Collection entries
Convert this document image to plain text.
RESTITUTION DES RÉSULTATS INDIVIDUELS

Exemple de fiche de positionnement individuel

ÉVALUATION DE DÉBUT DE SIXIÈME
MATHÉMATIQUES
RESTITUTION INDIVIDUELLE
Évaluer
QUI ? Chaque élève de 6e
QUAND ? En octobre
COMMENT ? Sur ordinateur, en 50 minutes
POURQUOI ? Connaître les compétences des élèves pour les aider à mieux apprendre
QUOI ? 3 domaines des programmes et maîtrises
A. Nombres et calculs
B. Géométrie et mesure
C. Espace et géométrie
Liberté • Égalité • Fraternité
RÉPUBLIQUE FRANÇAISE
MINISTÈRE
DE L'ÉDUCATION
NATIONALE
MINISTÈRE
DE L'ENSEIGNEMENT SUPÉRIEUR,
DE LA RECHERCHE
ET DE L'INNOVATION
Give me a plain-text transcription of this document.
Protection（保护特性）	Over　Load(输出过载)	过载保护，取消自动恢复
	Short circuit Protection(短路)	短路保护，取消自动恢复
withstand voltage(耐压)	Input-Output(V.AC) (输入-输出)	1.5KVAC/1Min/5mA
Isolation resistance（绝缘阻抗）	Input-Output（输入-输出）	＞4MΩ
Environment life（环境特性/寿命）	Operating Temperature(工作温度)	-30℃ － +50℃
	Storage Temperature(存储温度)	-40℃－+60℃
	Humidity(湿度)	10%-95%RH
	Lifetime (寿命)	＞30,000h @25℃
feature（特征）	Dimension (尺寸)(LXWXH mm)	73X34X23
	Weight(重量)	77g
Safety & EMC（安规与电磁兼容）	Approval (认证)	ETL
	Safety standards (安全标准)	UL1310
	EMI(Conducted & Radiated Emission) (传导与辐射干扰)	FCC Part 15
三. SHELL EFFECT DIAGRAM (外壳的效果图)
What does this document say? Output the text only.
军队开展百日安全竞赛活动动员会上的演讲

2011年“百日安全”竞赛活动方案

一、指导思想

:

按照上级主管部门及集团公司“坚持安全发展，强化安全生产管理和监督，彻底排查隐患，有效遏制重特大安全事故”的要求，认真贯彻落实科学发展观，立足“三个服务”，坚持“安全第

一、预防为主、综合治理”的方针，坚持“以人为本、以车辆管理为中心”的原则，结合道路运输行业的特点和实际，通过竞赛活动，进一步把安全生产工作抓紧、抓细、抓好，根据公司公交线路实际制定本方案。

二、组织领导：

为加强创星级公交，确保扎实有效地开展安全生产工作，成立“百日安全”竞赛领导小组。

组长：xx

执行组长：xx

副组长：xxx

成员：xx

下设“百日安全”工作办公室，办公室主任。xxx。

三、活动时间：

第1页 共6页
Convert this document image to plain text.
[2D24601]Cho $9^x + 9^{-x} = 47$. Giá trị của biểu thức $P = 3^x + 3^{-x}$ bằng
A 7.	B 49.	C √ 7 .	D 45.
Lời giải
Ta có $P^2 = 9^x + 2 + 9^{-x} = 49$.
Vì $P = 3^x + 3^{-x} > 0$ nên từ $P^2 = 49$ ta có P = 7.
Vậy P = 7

_Required work_. Only the number is wanted: how many lines in the preceding entries hold the string "Output"?

_Written answer_. 3